** Start of Given data **

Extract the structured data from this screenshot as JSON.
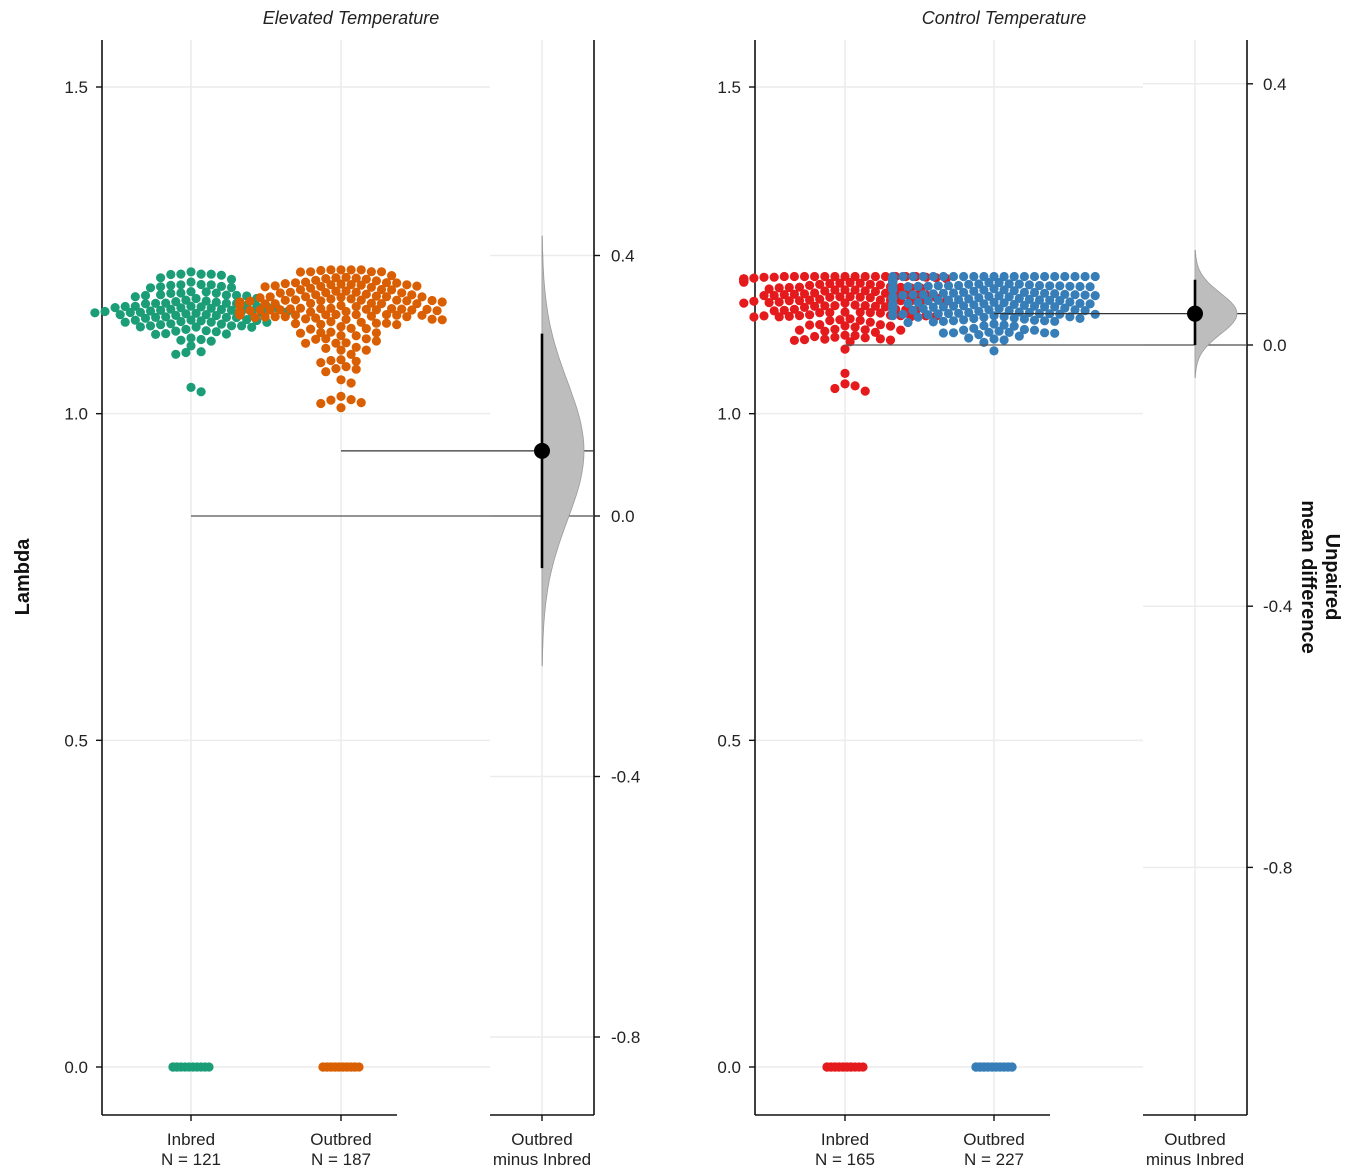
{
  "ylabel_left": "Lambda",
  "ylabel_right": [
    "Unpaired",
    "mean difference"
  ],
  "chart_data": [
    {
      "type": "scatter",
      "subtype": "estimation-plot (swarm + bootstrap mean difference)",
      "title": "Elevated Temperature",
      "ylabel": "Lambda",
      "ylim": [
        -0.15,
        1.6
      ],
      "yticks": [
        0.0,
        0.5,
        1.0,
        1.5
      ],
      "groups": [
        {
          "label": "Inbred",
          "n_label": "N = 121",
          "n": 121,
          "color": "#1b9e77",
          "swarm_range": [
            1.03,
            1.22
          ],
          "swarm_center": 1.18,
          "zeros_present": true
        },
        {
          "label": "Outbred",
          "n_label": "N = 187",
          "n": 187,
          "color": "#d95f02",
          "swarm_range": [
            1.0,
            1.22
          ],
          "swarm_center": 1.19,
          "zeros_present": true
        }
      ],
      "delta": {
        "label": [
          "Outbred",
          "minus Inbred"
        ],
        "ylabel": "Unpaired mean difference",
        "ylim": [
          -0.9,
          0.47
        ],
        "yticks": [
          -0.8,
          -0.4,
          0.0,
          0.4
        ],
        "mean": 0.1,
        "ci": [
          -0.08,
          0.28
        ],
        "density_range": [
          -0.23,
          0.43
        ],
        "reference_mean_lambda": 0.84
      },
      "grid": true
    },
    {
      "type": "scatter",
      "subtype": "estimation-plot (swarm + bootstrap mean difference)",
      "title": "Control Temperature",
      "ylabel": "Lambda",
      "ylim": [
        -0.15,
        1.6
      ],
      "yticks": [
        0.0,
        0.5,
        1.0,
        1.5
      ],
      "groups": [
        {
          "label": "Inbred",
          "n_label": "N = 165",
          "n": 165,
          "color": "#e41a1c",
          "swarm_range": [
            1.03,
            1.21
          ],
          "swarm_center": 1.19,
          "zeros_present": true
        },
        {
          "label": "Outbred",
          "n_label": "N = 227",
          "n": 227,
          "color": "#377eb8",
          "swarm_range": [
            1.09,
            1.21
          ],
          "swarm_center": 1.19,
          "zeros_present": true
        }
      ],
      "delta": {
        "label": [
          "Outbred",
          "minus Inbred"
        ],
        "ylabel": "Unpaired mean difference",
        "ylim": [
          -1.1,
          0.47
        ],
        "yticks": [
          -0.8,
          -0.4,
          0.0,
          0.4
        ],
        "mean": 0.048,
        "ci": [
          0.0,
          0.1
        ],
        "density_range": [
          -0.05,
          0.145
        ],
        "reference_mean_lambda": 1.1
      },
      "grid": true
    }
  ]
}
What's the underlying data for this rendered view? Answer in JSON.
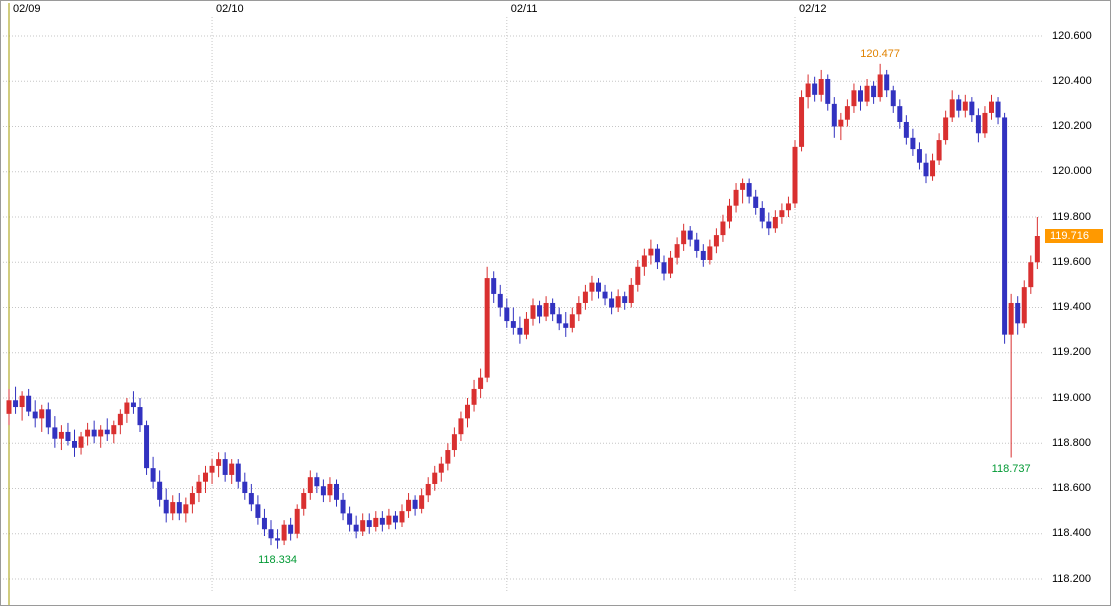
{
  "chart_data": {
    "type": "candlestick",
    "grid": true,
    "background": "#ffffff",
    "colors": {
      "up": "#d93030",
      "down": "#3232c0",
      "grid": "#c6c6c6",
      "week_line": "#a09a00",
      "text": "#000000"
    },
    "price_axis": {
      "side": "right",
      "min": 118.2,
      "max": 120.6,
      "step": 0.2,
      "labels": [
        "120.600",
        "120.400",
        "120.200",
        "120.000",
        "119.800",
        "119.600",
        "119.400",
        "119.200",
        "119.000",
        "118.800",
        "118.600",
        "118.400",
        "118.200"
      ]
    },
    "day_separators": [
      {
        "label": "02/09",
        "index": 0,
        "style": "week"
      },
      {
        "label": "02/10",
        "index": 31,
        "style": "day"
      },
      {
        "label": "02/11",
        "index": 76,
        "style": "day"
      },
      {
        "label": "02/12",
        "index": 120,
        "style": "day"
      }
    ],
    "current_price": {
      "value": 119.716,
      "label": "119.716",
      "bg": "#ff9900",
      "fg": "#ffffff"
    },
    "annotations": [
      {
        "text": "120.477",
        "price": 120.477,
        "candle_index": 133,
        "placement": "above",
        "color": "#e08200"
      },
      {
        "text": "118.334",
        "price": 118.334,
        "candle_index": 41,
        "placement": "below",
        "color": "#009933"
      },
      {
        "text": "118.737",
        "price": 118.737,
        "candle_index": 153,
        "placement": "below",
        "color": "#009933"
      }
    ],
    "candles": [
      [
        118.93,
        119.04,
        118.88,
        118.99
      ],
      [
        118.99,
        119.05,
        118.93,
        118.96
      ],
      [
        118.96,
        119.03,
        118.9,
        119.01
      ],
      [
        119.01,
        119.04,
        118.92,
        118.94
      ],
      [
        118.94,
        118.99,
        118.87,
        118.91
      ],
      [
        118.91,
        118.97,
        118.85,
        118.95
      ],
      [
        118.95,
        118.98,
        118.84,
        118.87
      ],
      [
        118.87,
        118.92,
        118.78,
        118.82
      ],
      [
        118.82,
        118.88,
        118.77,
        118.85
      ],
      [
        118.85,
        118.89,
        118.79,
        118.81
      ],
      [
        118.81,
        118.86,
        118.74,
        118.78
      ],
      [
        118.78,
        118.85,
        118.75,
        118.83
      ],
      [
        118.83,
        118.89,
        118.79,
        118.86
      ],
      [
        118.86,
        118.9,
        118.8,
        118.83
      ],
      [
        118.83,
        118.88,
        118.78,
        118.86
      ],
      [
        118.86,
        118.91,
        118.81,
        118.84
      ],
      [
        118.84,
        118.9,
        118.8,
        118.88
      ],
      [
        118.88,
        118.95,
        118.84,
        118.93
      ],
      [
        118.93,
        119.0,
        118.89,
        118.98
      ],
      [
        118.98,
        119.03,
        118.93,
        118.96
      ],
      [
        118.96,
        119.0,
        118.85,
        118.88
      ],
      [
        118.88,
        118.9,
        118.66,
        118.69
      ],
      [
        118.69,
        118.74,
        118.6,
        118.63
      ],
      [
        118.63,
        118.68,
        118.52,
        118.55
      ],
      [
        118.55,
        118.6,
        118.45,
        118.49
      ],
      [
        118.49,
        118.57,
        118.46,
        118.54
      ],
      [
        118.54,
        118.58,
        118.46,
        118.49
      ],
      [
        118.49,
        118.56,
        118.45,
        118.53
      ],
      [
        118.53,
        118.61,
        118.49,
        118.58
      ],
      [
        118.58,
        118.66,
        118.54,
        118.63
      ],
      [
        118.63,
        118.7,
        118.58,
        118.67
      ],
      [
        118.67,
        118.73,
        118.62,
        118.7
      ],
      [
        118.7,
        118.76,
        118.65,
        118.73
      ],
      [
        118.73,
        118.76,
        118.63,
        118.66
      ],
      [
        118.66,
        118.73,
        118.62,
        118.71
      ],
      [
        118.71,
        118.73,
        118.6,
        118.63
      ],
      [
        118.63,
        118.67,
        118.55,
        118.58
      ],
      [
        118.58,
        118.62,
        118.5,
        118.53
      ],
      [
        118.53,
        118.57,
        118.44,
        118.47
      ],
      [
        118.47,
        118.51,
        118.39,
        118.42
      ],
      [
        118.42,
        118.46,
        118.35,
        118.38
      ],
      [
        118.38,
        118.42,
        118.334,
        118.37
      ],
      [
        118.37,
        118.46,
        118.35,
        118.44
      ],
      [
        118.44,
        118.47,
        118.37,
        118.4
      ],
      [
        118.4,
        118.53,
        118.38,
        118.51
      ],
      [
        118.51,
        118.6,
        118.48,
        118.58
      ],
      [
        118.58,
        118.68,
        118.55,
        118.65
      ],
      [
        118.65,
        118.67,
        118.58,
        118.61
      ],
      [
        118.61,
        118.64,
        118.54,
        118.57
      ],
      [
        118.57,
        118.65,
        118.54,
        118.62
      ],
      [
        118.62,
        118.64,
        118.52,
        118.55
      ],
      [
        118.55,
        118.58,
        118.46,
        118.49
      ],
      [
        118.49,
        118.52,
        118.41,
        118.44
      ],
      [
        118.44,
        118.48,
        118.38,
        118.41
      ],
      [
        118.41,
        118.49,
        118.39,
        118.46
      ],
      [
        118.46,
        118.49,
        118.4,
        118.43
      ],
      [
        118.43,
        118.5,
        118.41,
        118.47
      ],
      [
        118.47,
        118.5,
        118.41,
        118.44
      ],
      [
        118.44,
        118.51,
        118.42,
        118.48
      ],
      [
        118.48,
        118.5,
        118.42,
        118.45
      ],
      [
        118.45,
        118.53,
        118.43,
        118.5
      ],
      [
        118.5,
        118.58,
        118.47,
        118.55
      ],
      [
        118.55,
        118.57,
        118.48,
        118.51
      ],
      [
        118.51,
        118.6,
        118.49,
        118.57
      ],
      [
        118.57,
        118.65,
        118.54,
        118.62
      ],
      [
        118.62,
        118.7,
        118.59,
        118.67
      ],
      [
        118.67,
        118.74,
        118.63,
        118.71
      ],
      [
        118.71,
        118.8,
        118.68,
        118.77
      ],
      [
        118.77,
        118.87,
        118.74,
        118.84
      ],
      [
        118.84,
        118.94,
        118.81,
        118.91
      ],
      [
        118.91,
        119.0,
        118.87,
        118.97
      ],
      [
        118.97,
        119.08,
        118.94,
        119.04
      ],
      [
        119.04,
        119.13,
        119.0,
        119.09
      ],
      [
        119.09,
        119.58,
        119.07,
        119.53
      ],
      [
        119.53,
        119.56,
        119.42,
        119.46
      ],
      [
        119.46,
        119.5,
        119.36,
        119.4
      ],
      [
        119.4,
        119.44,
        119.31,
        119.34
      ],
      [
        119.34,
        119.4,
        119.28,
        119.31
      ],
      [
        119.31,
        119.36,
        119.24,
        119.28
      ],
      [
        119.28,
        119.38,
        119.26,
        119.35
      ],
      [
        119.35,
        119.44,
        119.32,
        119.41
      ],
      [
        119.41,
        119.43,
        119.33,
        119.36
      ],
      [
        119.36,
        119.45,
        119.34,
        119.42
      ],
      [
        119.42,
        119.44,
        119.34,
        119.37
      ],
      [
        119.37,
        119.4,
        119.3,
        119.33
      ],
      [
        119.33,
        119.38,
        119.27,
        119.31
      ],
      [
        119.31,
        119.4,
        119.29,
        119.37
      ],
      [
        119.37,
        119.45,
        119.34,
        119.42
      ],
      [
        119.42,
        119.5,
        119.39,
        119.47
      ],
      [
        119.47,
        119.54,
        119.43,
        119.51
      ],
      [
        119.51,
        119.53,
        119.44,
        119.47
      ],
      [
        119.47,
        119.5,
        119.41,
        119.44
      ],
      [
        119.44,
        119.47,
        119.37,
        119.4
      ],
      [
        119.4,
        119.48,
        119.38,
        119.45
      ],
      [
        119.45,
        119.47,
        119.39,
        119.42
      ],
      [
        119.42,
        119.53,
        119.4,
        119.5
      ],
      [
        119.5,
        119.61,
        119.47,
        119.58
      ],
      [
        119.58,
        119.66,
        119.54,
        119.63
      ],
      [
        119.63,
        119.7,
        119.59,
        119.66
      ],
      [
        119.66,
        119.68,
        119.57,
        119.6
      ],
      [
        119.6,
        119.63,
        119.52,
        119.55
      ],
      [
        119.55,
        119.65,
        119.53,
        119.62
      ],
      [
        119.62,
        119.71,
        119.59,
        119.68
      ],
      [
        119.68,
        119.77,
        119.65,
        119.74
      ],
      [
        119.74,
        119.76,
        119.67,
        119.7
      ],
      [
        119.7,
        119.73,
        119.62,
        119.65
      ],
      [
        119.65,
        119.68,
        119.58,
        119.61
      ],
      [
        119.61,
        119.7,
        119.59,
        119.67
      ],
      [
        119.67,
        119.75,
        119.64,
        119.72
      ],
      [
        119.72,
        119.81,
        119.69,
        119.78
      ],
      [
        119.78,
        119.88,
        119.75,
        119.85
      ],
      [
        119.85,
        119.95,
        119.82,
        119.92
      ],
      [
        119.92,
        119.97,
        119.86,
        119.95
      ],
      [
        119.95,
        119.97,
        119.86,
        119.89
      ],
      [
        119.89,
        119.92,
        119.81,
        119.84
      ],
      [
        119.84,
        119.87,
        119.75,
        119.78
      ],
      [
        119.78,
        119.82,
        119.72,
        119.75
      ],
      [
        119.75,
        119.83,
        119.73,
        119.8
      ],
      [
        119.8,
        119.86,
        119.77,
        119.83
      ],
      [
        119.83,
        119.89,
        119.8,
        119.86
      ],
      [
        119.86,
        120.14,
        119.84,
        120.11
      ],
      [
        120.11,
        120.36,
        120.09,
        120.33
      ],
      [
        120.33,
        120.43,
        120.28,
        120.39
      ],
      [
        120.39,
        120.42,
        120.31,
        120.34
      ],
      [
        120.34,
        120.45,
        120.31,
        120.41
      ],
      [
        120.41,
        120.43,
        120.27,
        120.3
      ],
      [
        120.3,
        120.33,
        120.15,
        120.2
      ],
      [
        120.2,
        120.26,
        120.14,
        120.23
      ],
      [
        120.23,
        120.32,
        120.2,
        120.29
      ],
      [
        120.29,
        120.39,
        120.26,
        120.36
      ],
      [
        120.36,
        120.38,
        120.27,
        120.31
      ],
      [
        120.31,
        120.41,
        120.29,
        120.38
      ],
      [
        120.38,
        120.4,
        120.3,
        120.33
      ],
      [
        120.33,
        120.477,
        120.31,
        120.43
      ],
      [
        120.43,
        120.45,
        120.33,
        120.36
      ],
      [
        120.36,
        120.38,
        120.26,
        120.29
      ],
      [
        120.29,
        120.32,
        120.19,
        120.22
      ],
      [
        120.22,
        120.25,
        120.12,
        120.15
      ],
      [
        120.15,
        120.19,
        120.07,
        120.1
      ],
      [
        120.1,
        120.13,
        120.01,
        120.04
      ],
      [
        120.04,
        120.08,
        119.95,
        119.98
      ],
      [
        119.98,
        120.08,
        119.96,
        120.05
      ],
      [
        120.05,
        120.17,
        120.03,
        120.14
      ],
      [
        120.14,
        120.27,
        120.12,
        120.24
      ],
      [
        120.24,
        120.36,
        120.22,
        120.32
      ],
      [
        120.32,
        120.34,
        120.24,
        120.27
      ],
      [
        120.27,
        120.34,
        120.24,
        120.31
      ],
      [
        120.31,
        120.33,
        120.22,
        120.25
      ],
      [
        120.25,
        120.28,
        120.13,
        120.17
      ],
      [
        120.17,
        120.29,
        120.15,
        120.26
      ],
      [
        120.26,
        120.34,
        120.23,
        120.31
      ],
      [
        120.31,
        120.33,
        120.21,
        120.24
      ],
      [
        120.24,
        120.26,
        119.24,
        119.28
      ],
      [
        119.28,
        119.46,
        118.737,
        119.42
      ],
      [
        119.42,
        119.45,
        119.28,
        119.33
      ],
      [
        119.33,
        119.52,
        119.31,
        119.49
      ],
      [
        119.49,
        119.63,
        119.46,
        119.6
      ],
      [
        119.6,
        119.8,
        119.57,
        119.716
      ]
    ]
  }
}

** End of Given data **

• **Objective**:
Scan the listing above. Collect all lines with the word "title".

• **Final answer**:
      "title": "Elevated Temperature",
      "title": "Control Temperature",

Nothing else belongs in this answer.